» **Image-based layout entries**
[start]

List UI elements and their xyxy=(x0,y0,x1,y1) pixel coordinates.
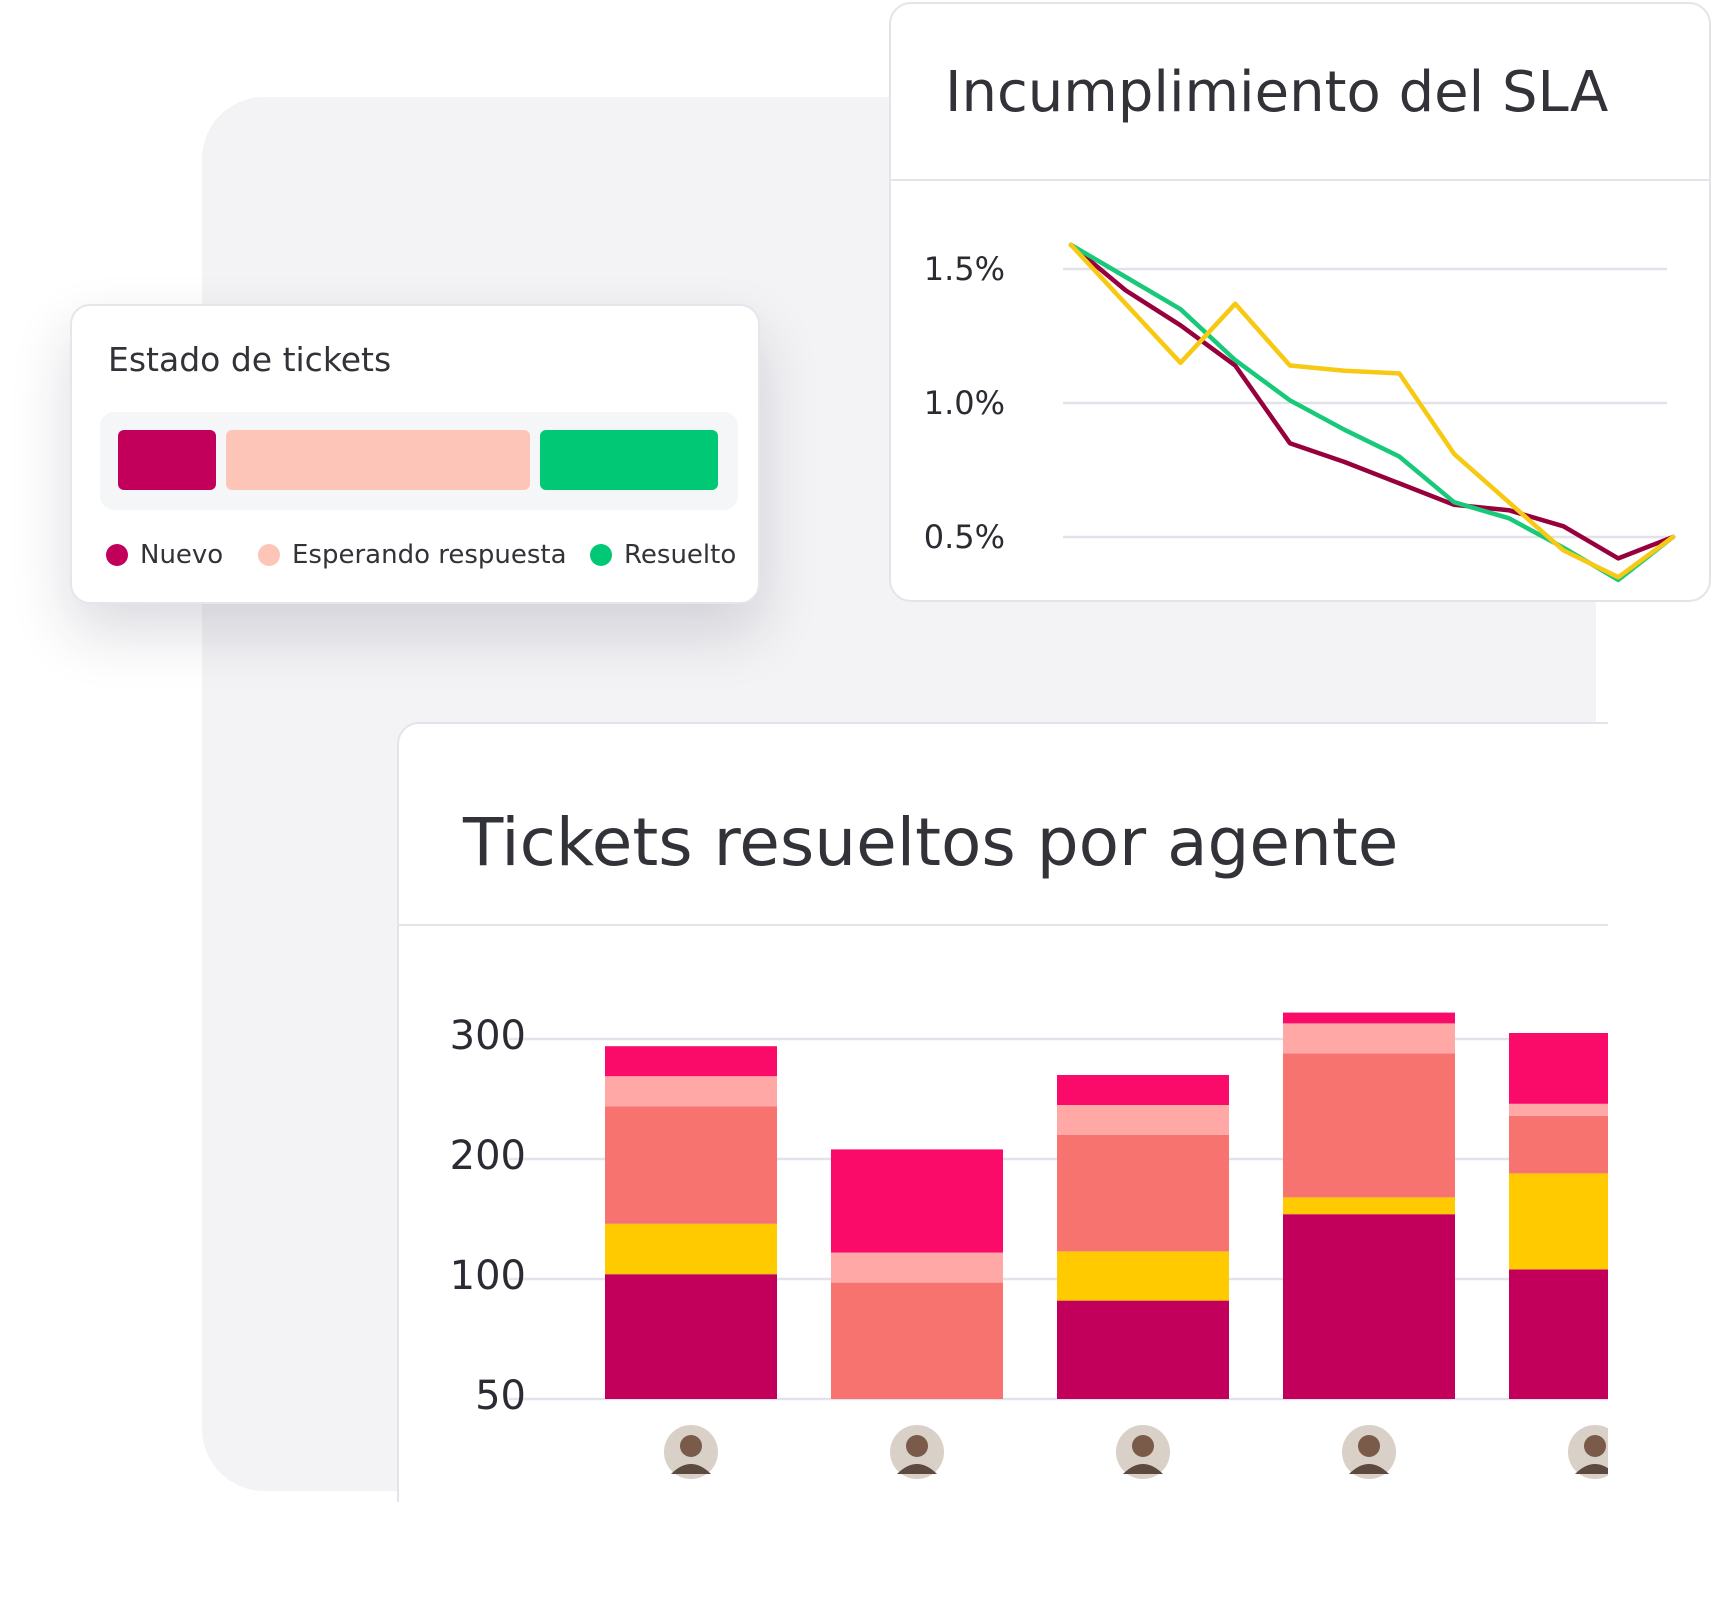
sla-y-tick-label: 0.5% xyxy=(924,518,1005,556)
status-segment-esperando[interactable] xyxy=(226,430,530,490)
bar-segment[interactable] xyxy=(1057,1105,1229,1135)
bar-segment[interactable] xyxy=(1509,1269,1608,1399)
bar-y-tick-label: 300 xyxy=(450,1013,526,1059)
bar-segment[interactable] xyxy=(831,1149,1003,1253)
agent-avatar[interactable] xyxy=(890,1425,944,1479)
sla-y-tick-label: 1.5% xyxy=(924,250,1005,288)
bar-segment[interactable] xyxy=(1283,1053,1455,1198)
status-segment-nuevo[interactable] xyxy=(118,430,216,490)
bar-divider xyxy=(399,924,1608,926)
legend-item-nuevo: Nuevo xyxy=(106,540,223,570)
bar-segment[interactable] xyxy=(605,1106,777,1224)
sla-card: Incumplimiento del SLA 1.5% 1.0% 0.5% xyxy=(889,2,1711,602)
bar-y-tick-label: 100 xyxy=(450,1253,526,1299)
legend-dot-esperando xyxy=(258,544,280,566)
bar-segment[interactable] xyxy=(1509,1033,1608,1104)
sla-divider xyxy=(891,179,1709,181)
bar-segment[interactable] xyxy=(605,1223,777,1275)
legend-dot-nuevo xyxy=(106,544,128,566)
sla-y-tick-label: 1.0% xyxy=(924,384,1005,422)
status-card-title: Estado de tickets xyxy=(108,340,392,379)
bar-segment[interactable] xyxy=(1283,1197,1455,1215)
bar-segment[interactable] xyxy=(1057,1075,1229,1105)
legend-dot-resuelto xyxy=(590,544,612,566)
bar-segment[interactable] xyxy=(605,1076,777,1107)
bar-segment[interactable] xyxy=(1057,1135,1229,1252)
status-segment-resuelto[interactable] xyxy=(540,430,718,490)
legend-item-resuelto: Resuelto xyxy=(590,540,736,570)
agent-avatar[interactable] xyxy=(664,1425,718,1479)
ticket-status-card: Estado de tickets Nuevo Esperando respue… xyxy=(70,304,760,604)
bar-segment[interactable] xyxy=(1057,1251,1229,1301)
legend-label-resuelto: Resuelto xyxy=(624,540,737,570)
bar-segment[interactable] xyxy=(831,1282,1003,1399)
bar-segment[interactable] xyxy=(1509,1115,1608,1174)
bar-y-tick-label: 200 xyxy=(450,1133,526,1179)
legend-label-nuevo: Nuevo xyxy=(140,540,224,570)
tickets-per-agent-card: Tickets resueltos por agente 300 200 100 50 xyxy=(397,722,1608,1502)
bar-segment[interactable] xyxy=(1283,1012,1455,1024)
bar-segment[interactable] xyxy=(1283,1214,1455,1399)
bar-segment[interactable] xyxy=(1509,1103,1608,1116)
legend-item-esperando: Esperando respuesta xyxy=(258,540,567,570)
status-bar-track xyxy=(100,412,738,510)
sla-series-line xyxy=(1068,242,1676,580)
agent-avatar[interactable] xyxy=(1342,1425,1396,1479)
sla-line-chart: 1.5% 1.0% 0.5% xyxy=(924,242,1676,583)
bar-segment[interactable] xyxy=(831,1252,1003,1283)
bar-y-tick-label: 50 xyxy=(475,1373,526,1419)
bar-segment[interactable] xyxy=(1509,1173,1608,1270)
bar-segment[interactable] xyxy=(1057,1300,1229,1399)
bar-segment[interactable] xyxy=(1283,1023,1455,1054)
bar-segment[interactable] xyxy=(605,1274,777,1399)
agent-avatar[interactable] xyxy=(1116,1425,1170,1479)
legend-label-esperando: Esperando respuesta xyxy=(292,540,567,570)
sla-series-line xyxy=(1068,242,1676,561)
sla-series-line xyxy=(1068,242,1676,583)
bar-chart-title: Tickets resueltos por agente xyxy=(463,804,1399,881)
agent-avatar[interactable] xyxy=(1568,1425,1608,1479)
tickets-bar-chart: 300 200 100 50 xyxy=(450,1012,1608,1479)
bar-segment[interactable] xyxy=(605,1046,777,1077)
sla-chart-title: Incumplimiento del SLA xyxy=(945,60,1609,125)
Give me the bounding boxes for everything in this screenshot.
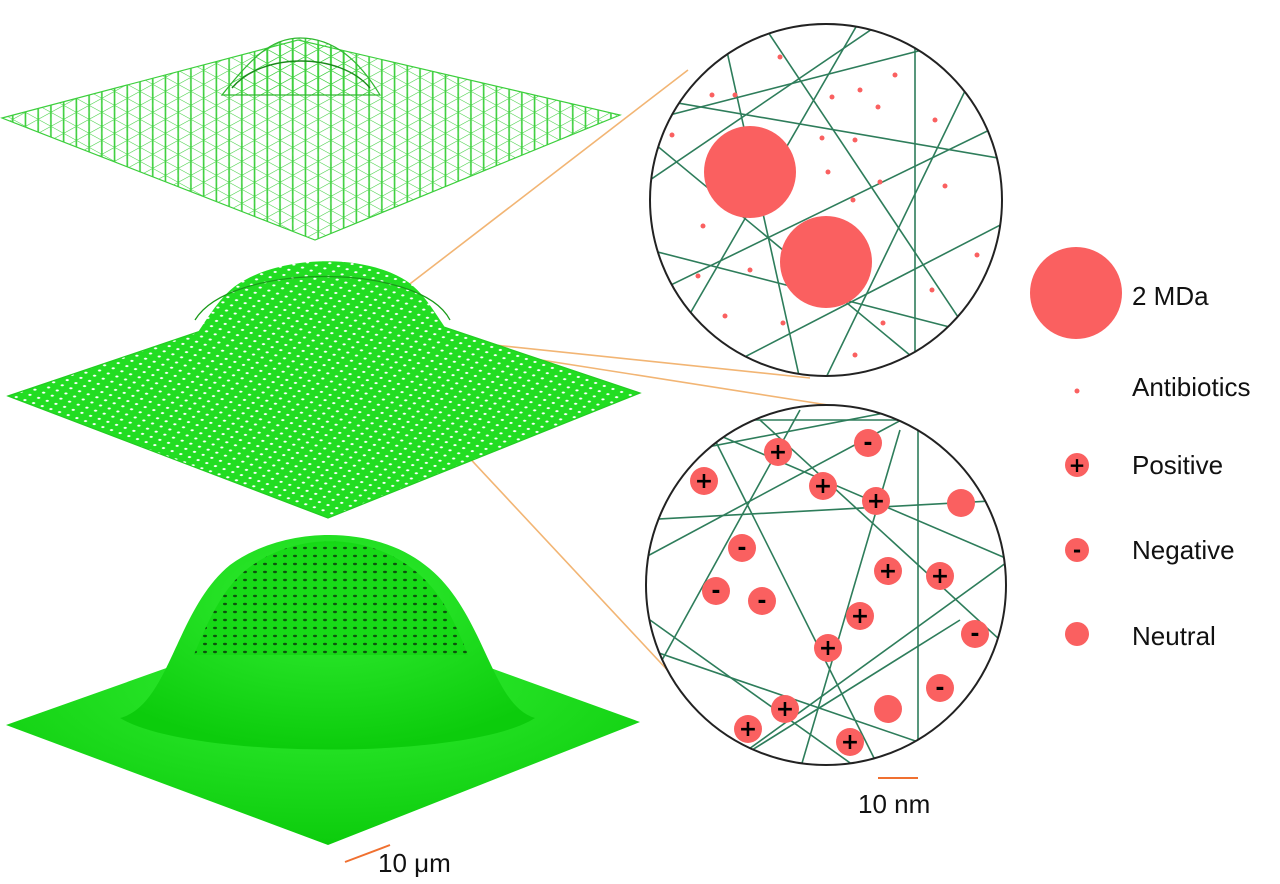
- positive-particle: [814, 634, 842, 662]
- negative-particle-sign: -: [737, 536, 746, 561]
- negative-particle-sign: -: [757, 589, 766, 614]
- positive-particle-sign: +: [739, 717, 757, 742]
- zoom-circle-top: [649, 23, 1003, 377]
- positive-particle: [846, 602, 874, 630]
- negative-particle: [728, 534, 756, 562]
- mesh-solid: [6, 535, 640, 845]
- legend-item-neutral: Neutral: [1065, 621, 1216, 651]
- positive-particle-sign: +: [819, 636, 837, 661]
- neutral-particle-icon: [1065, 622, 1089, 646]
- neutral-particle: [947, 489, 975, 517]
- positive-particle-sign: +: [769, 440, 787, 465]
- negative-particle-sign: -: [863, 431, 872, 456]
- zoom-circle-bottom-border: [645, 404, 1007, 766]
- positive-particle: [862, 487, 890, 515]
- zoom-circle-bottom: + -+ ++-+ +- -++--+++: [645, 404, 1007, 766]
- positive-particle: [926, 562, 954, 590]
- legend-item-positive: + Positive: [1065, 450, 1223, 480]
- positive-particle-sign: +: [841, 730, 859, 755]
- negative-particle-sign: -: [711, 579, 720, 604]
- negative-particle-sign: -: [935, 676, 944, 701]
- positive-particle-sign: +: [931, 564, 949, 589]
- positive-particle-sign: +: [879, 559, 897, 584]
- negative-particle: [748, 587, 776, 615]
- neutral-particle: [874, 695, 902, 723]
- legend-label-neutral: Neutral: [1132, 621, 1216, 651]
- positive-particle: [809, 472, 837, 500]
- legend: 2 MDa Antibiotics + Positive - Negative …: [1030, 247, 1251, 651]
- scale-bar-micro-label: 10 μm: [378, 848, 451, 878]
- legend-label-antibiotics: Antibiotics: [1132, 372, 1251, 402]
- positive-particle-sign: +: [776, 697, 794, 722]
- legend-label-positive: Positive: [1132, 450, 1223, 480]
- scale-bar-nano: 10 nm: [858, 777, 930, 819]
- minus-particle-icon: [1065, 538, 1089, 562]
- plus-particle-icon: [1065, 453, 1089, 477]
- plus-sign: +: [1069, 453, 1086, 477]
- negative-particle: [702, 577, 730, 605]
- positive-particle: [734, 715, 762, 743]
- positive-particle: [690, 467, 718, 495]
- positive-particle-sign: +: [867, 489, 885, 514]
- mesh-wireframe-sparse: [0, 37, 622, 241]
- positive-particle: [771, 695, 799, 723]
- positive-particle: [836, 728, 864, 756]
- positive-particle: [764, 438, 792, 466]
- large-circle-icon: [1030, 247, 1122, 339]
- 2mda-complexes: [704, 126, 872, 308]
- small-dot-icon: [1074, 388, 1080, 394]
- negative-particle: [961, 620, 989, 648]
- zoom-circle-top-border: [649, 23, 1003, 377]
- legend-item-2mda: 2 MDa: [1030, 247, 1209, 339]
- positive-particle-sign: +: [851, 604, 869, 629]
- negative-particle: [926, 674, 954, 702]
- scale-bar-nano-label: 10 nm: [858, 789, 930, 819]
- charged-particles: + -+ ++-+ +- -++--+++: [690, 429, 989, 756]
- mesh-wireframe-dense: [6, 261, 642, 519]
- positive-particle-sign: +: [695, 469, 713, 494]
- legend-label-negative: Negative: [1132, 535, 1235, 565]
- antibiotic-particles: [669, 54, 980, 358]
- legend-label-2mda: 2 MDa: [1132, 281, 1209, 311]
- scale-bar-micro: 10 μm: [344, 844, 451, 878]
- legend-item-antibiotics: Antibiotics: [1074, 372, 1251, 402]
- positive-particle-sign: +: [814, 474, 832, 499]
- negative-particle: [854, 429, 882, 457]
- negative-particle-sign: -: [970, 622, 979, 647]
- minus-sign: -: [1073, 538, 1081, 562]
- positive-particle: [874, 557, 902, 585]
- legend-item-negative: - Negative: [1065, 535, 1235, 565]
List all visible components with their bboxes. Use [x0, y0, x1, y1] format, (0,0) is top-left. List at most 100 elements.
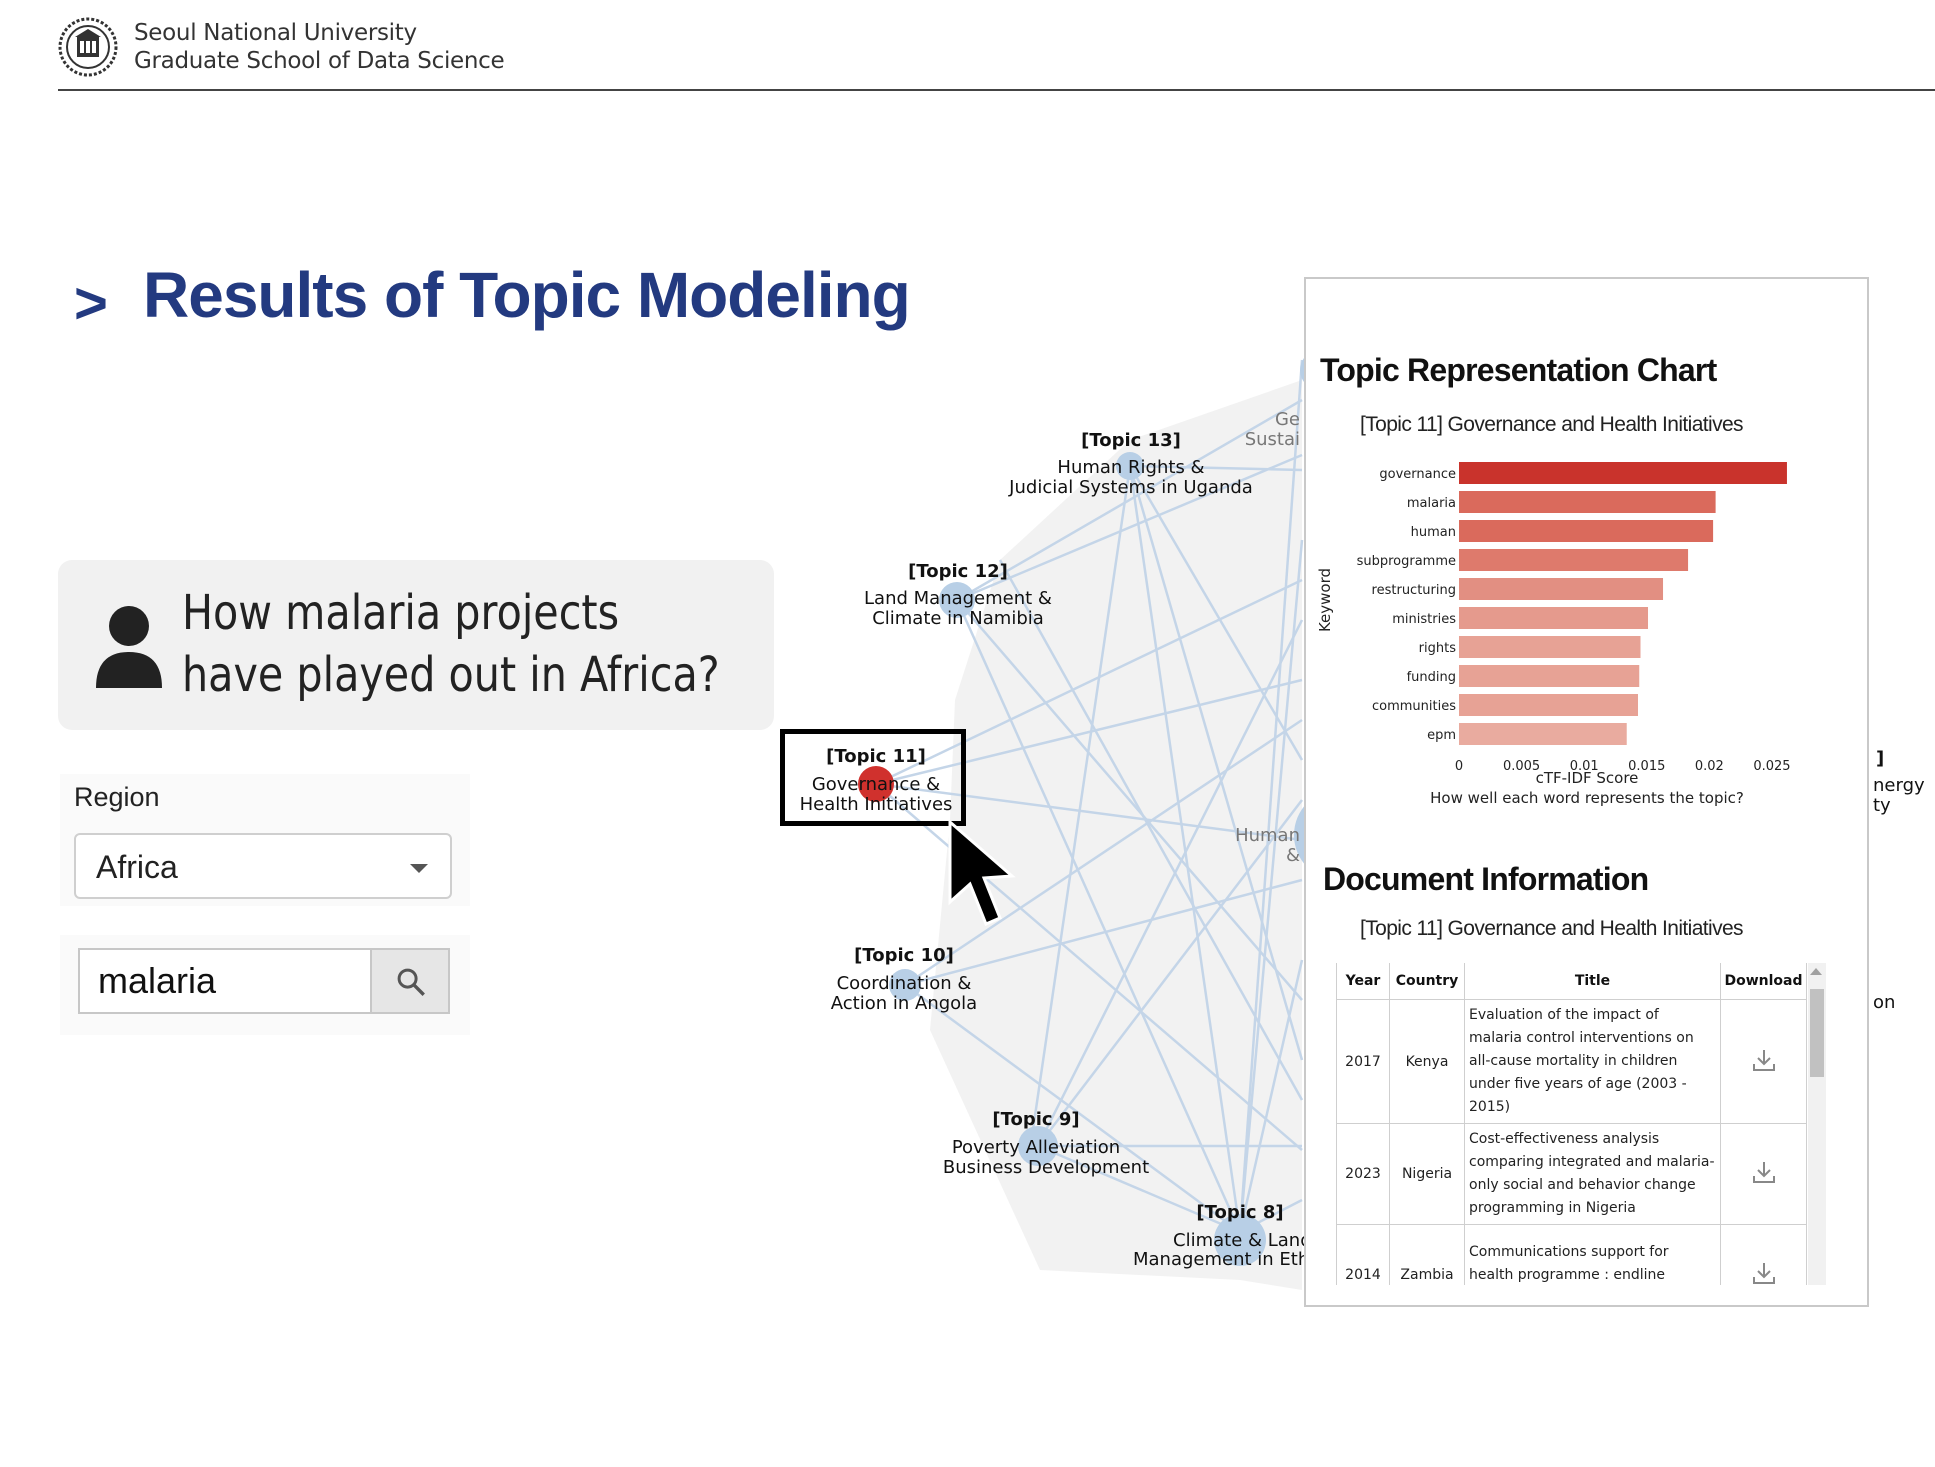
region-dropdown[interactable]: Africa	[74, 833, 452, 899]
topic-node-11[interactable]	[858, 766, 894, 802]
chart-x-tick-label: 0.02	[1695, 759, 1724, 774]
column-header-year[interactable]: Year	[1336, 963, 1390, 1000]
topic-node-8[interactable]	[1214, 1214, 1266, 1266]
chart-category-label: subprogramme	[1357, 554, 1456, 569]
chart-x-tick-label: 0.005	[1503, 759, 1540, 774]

[end]

» **Set task**
Recast the portion of the entries that begins with the line containing "833, 452, 899]" and continues through the final line of the entries as a JSON list of strings, one string per line, omitting any blank lines.

» **Expected output**
[
  "region-dropdown[interactable]: Africa\t[74, 833, 452, 899]",
  "topic-node-11[interactable]\t[858, 766, 894, 802]",
  "chart-x-tick-label: 0.02\t[1695, 759, 1724, 774]",
  "column-header-year[interactable]: Year\t[1336, 963, 1390, 1000]",
  "topic-node-8[interactable]\t[1214, 1214, 1266, 1266]",
  "chart-category-label: subprogramme\t[1357, 554, 1456, 569]",
  "chart-x-tick-label: 0.005\t[1503, 759, 1540, 774]"
]